▶ GIVEN TASK
Write out the material again exactly, please, and omit the pictures.

▶ DATA FOR THIS TASK
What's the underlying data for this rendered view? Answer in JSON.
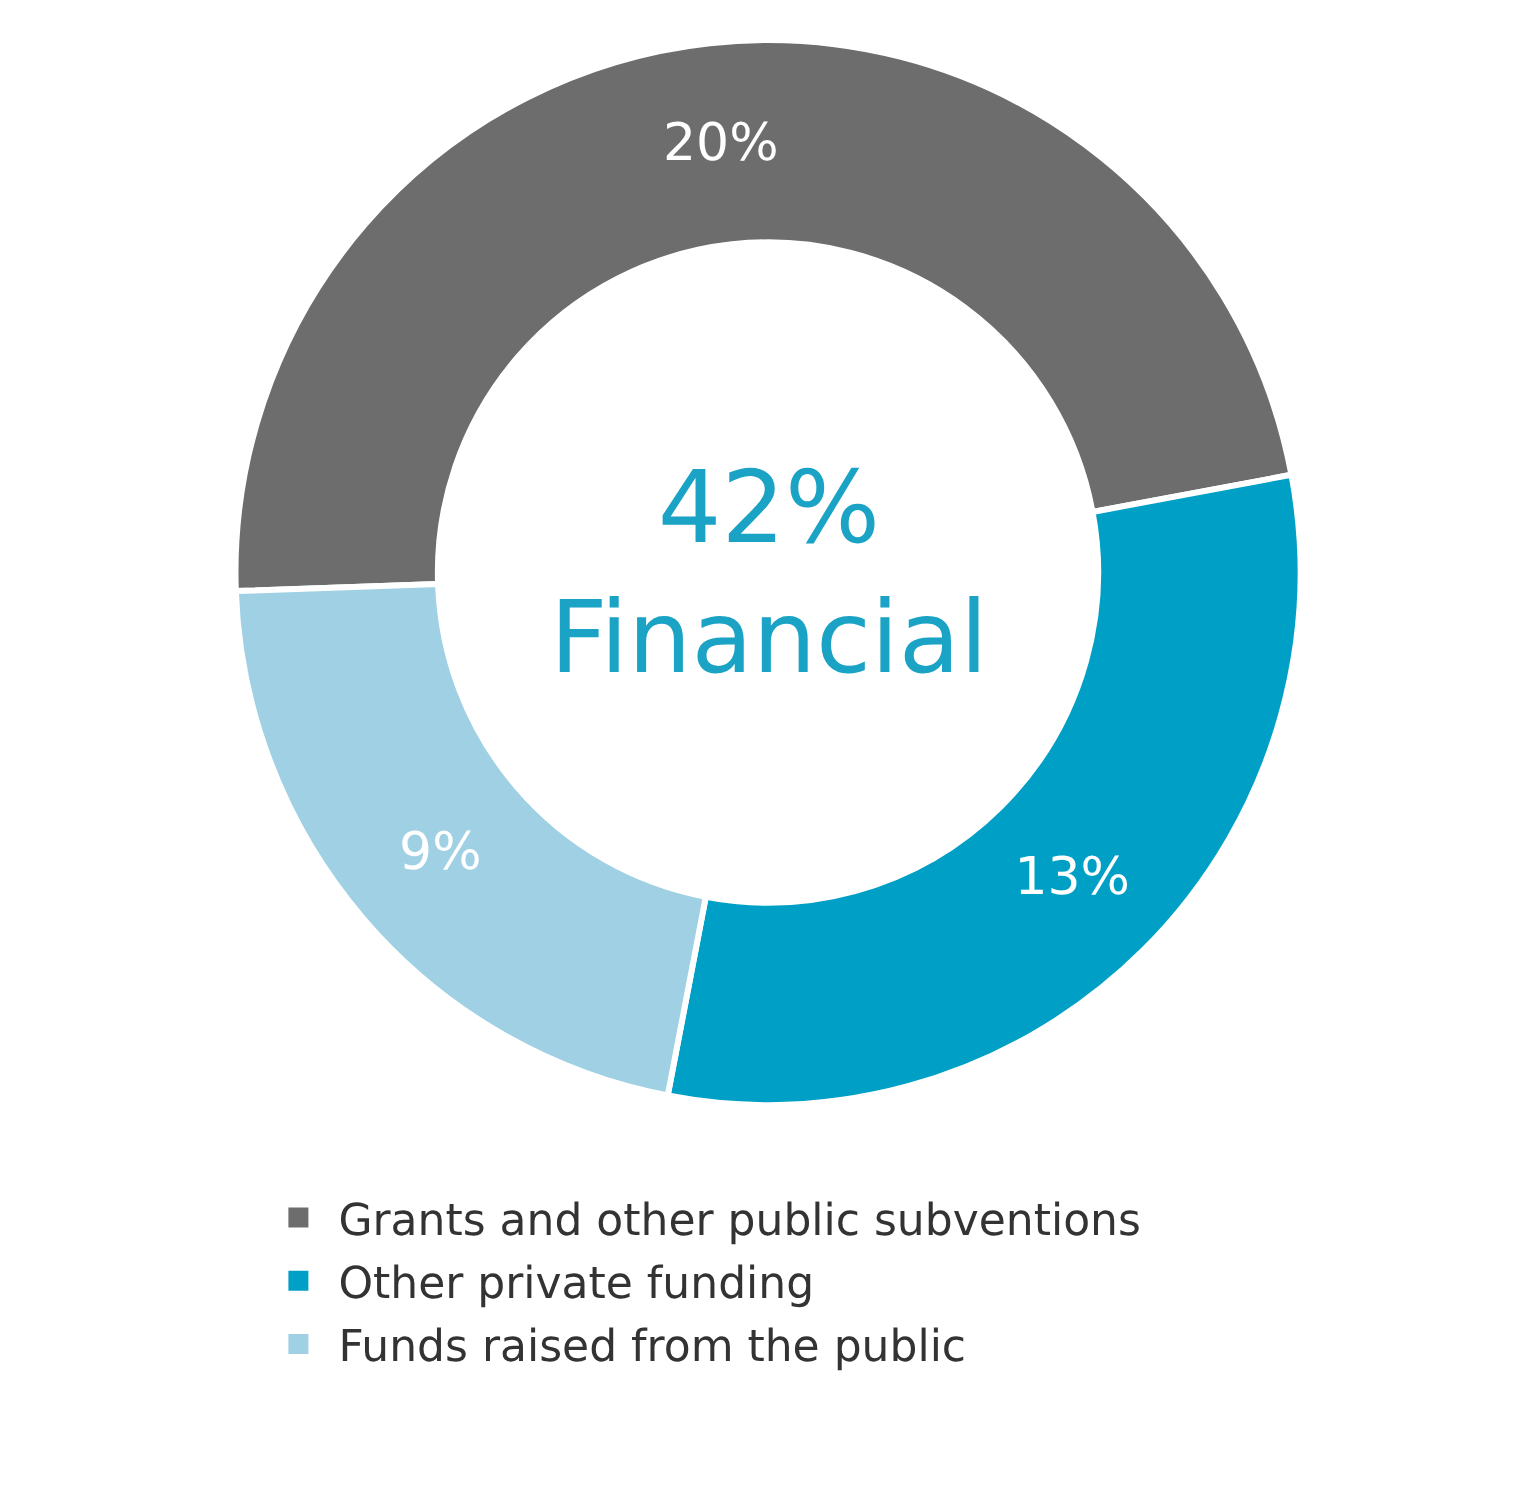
{
  "chart_data": {
    "type": "donut",
    "categories": [
      "Grants and other public subventions",
      "Other private funding",
      "Funds raised from the public"
    ],
    "values": [
      20,
      13,
      9
    ],
    "colors": [
      "#6d6d6d",
      "#00a0c6",
      "#9fd0e3"
    ],
    "value_labels": [
      "20%",
      "13%",
      "9%"
    ],
    "annotations": [
      "42%\nFinancial"
    ],
    "legend": "bottom"
  }
}
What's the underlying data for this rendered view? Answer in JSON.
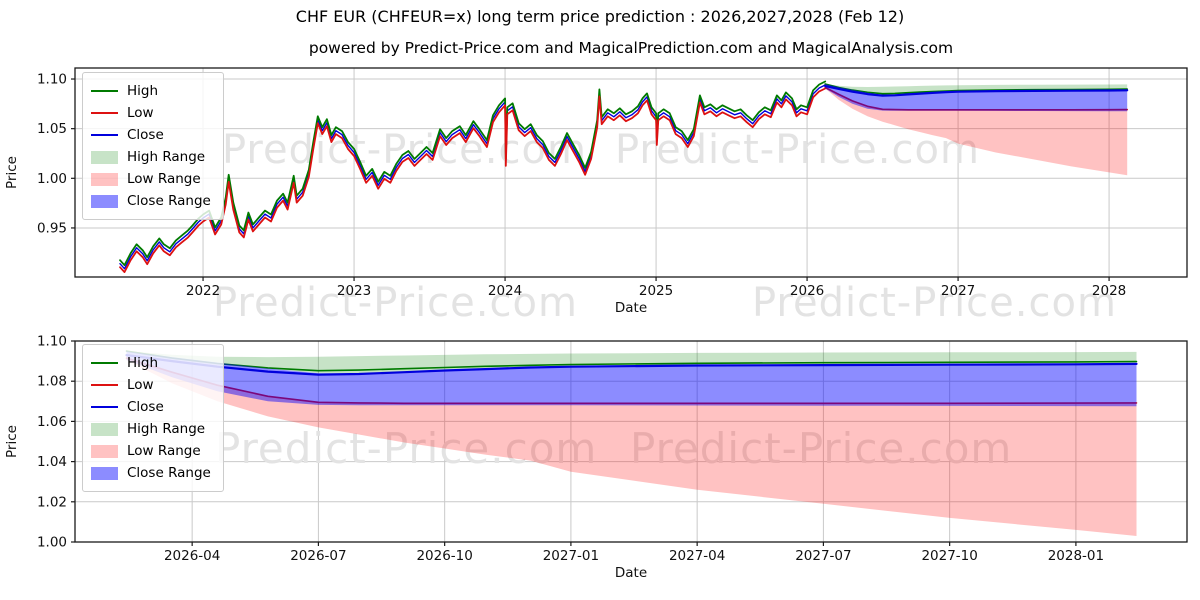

▶ FULL OUTPUT
What's the underlying data for this rendered view? Answer in JSON.
{
  "chart_data": {
    "type": "donut",
    "categories": [
      "Grants and other public subventions",
      "Other private funding",
      "Funds raised from the public"
    ],
    "values": [
      20,
      13,
      9
    ],
    "colors": [
      "#6d6d6d",
      "#00a0c6",
      "#9fd0e3"
    ],
    "value_labels": [
      "20%",
      "13%",
      "9%"
    ],
    "annotations": [
      "42%\nFinancial"
    ],
    "legend": "bottom"
  }
}
What's the underlying data for this rendered view? Answer in JSON.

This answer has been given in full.